▶ _Given request_:
From the records below, extract all the text exactly and leave the images behind.

▶ _Data to use_:
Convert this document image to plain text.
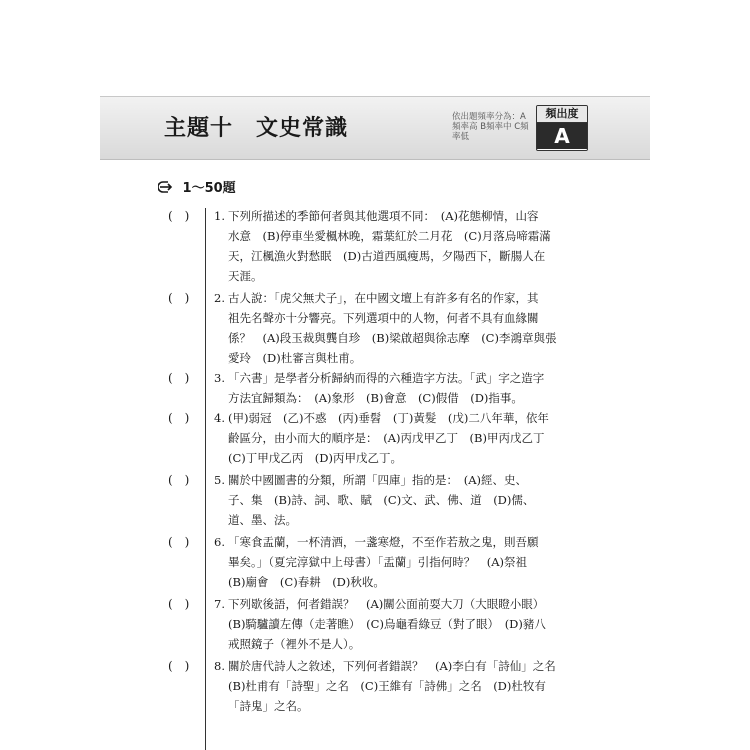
主題十　文史常識	依出題頻率分為：A頻率高 B頻率中 C頻率低
頻出度
A
1～50題
(　)	1. 下列所描述的季節何者與其他選項不同：　(A)花態柳情，山容
水意　(B)停車坐愛楓林晚，霜葉紅於二月花　(C)月落烏啼霜滿
天，江楓漁火對愁眠　(D)古道西風瘦馬，夕陽西下，斷腸人在
天涯。
(　)	2. 古人說：「虎父無犬子」，在中國文壇上有許多有名的作家，其
祖先名聲亦十分響亮。下列選項中的人物，何者不具有血緣關
係？　(A)段玉裁與龔自珍　(B)梁啟超與徐志摩　(C)李鴻章與張
愛玲　(D)杜審言與杜甫。
(　)	3. 「六書」是學者分析歸納而得的六種造字方法。「武」字之造字
方法宜歸類為：　(A)象形　(B)會意　(C)假借　(D)指事。
(　)	4. (甲)弱冠　(乙)不惑　(丙)垂髫　(丁)黃髮　(戊)二八年華，依年
齡區分，由小而大的順序是：　(A)丙戊甲乙丁　(B)甲丙戊乙丁
(C)丁甲戊乙丙　(D)丙甲戊乙丁。
(　)	5. 關於中國圖書的分類，所謂「四庫」指的是：　(A)經、史、
子、集　(B)詩、詞、歌、賦　(C)文、武、佛、道　(D)儒、
道、墨、法。
(　)	6. 「寒食盂蘭，一杯清酒，一盞寒燈，不至作若敖之鬼，則吾願
畢矣。」（夏完淳獄中上母書）「盂蘭」引指何時？　(A)祭祖
(B)廟會　(C)春耕　(D)秋收。
(　)	7. 下列歇後語，何者錯誤？　(A)關公面前耍大刀（大眼瞪小眼）
(B)騎驢讀左傳（走著瞧）　(C)烏龜看綠豆（對了眼）　(D)豬八
戒照鏡子（裡外不是人）。
(　)	8. 關於唐代詩人之敘述，下列何者錯誤？　(A)李白有「詩仙」之名
(B)杜甫有「詩聖」之名　(C)王維有「詩佛」之名　(D)杜牧有
「詩鬼」之名。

▶ _The output_:
Convert this document image to plain text.
主題十　文史常識	依出題頻率分為：A頻率高 B頻率中 C頻率低
頻出度
A
1～50題
(　)	1. 下列所描述的季節何者與其他選項不同：　(A)花態柳情，山容
水意　(B)停車坐愛楓林晚，霜葉紅於二月花　(C)月落烏啼霜滿
天，江楓漁火對愁眠　(D)古道西風瘦馬，夕陽西下，斷腸人在
天涯。
(　)	2. 古人說：「虎父無犬子」，在中國文壇上有許多有名的作家，其
祖先名聲亦十分響亮。下列選項中的人物，何者不具有血緣關
係？　(A)段玉裁與龔自珍　(B)梁啟超與徐志摩　(C)李鴻章與張
愛玲　(D)杜審言與杜甫。
(　)	3. 「六書」是學者分析歸納而得的六種造字方法。「武」字之造字
方法宜歸類為：　(A)象形　(B)會意　(C)假借　(D)指事。
(　)	4. (甲)弱冠　(乙)不惑　(丙)垂髫　(丁)黃髮　(戊)二八年華，依年
齡區分，由小而大的順序是：　(A)丙戊甲乙丁　(B)甲丙戊乙丁
(C)丁甲戊乙丙　(D)丙甲戊乙丁。
(　)	5. 關於中國圖書的分類，所謂「四庫」指的是：　(A)經、史、
子、集　(B)詩、詞、歌、賦　(C)文、武、佛、道　(D)儒、
道、墨、法。
(　)	6. 「寒食盂蘭，一杯清酒，一盞寒燈，不至作若敖之鬼，則吾願
畢矣。」（夏完淳獄中上母書）「盂蘭」引指何時？　(A)祭祖
(B)廟會　(C)春耕　(D)秋收。
(　)	7. 下列歇後語，何者錯誤？　(A)關公面前耍大刀（大眼瞪小眼）
(B)騎驢讀左傳（走著瞧）　(C)烏龜看綠豆（對了眼）　(D)豬八
戒照鏡子（裡外不是人）。
(　)	8. 關於唐代詩人之敘述，下列何者錯誤？　(A)李白有「詩仙」之名
(B)杜甫有「詩聖」之名　(C)王維有「詩佛」之名　(D)杜牧有
「詩鬼」之名。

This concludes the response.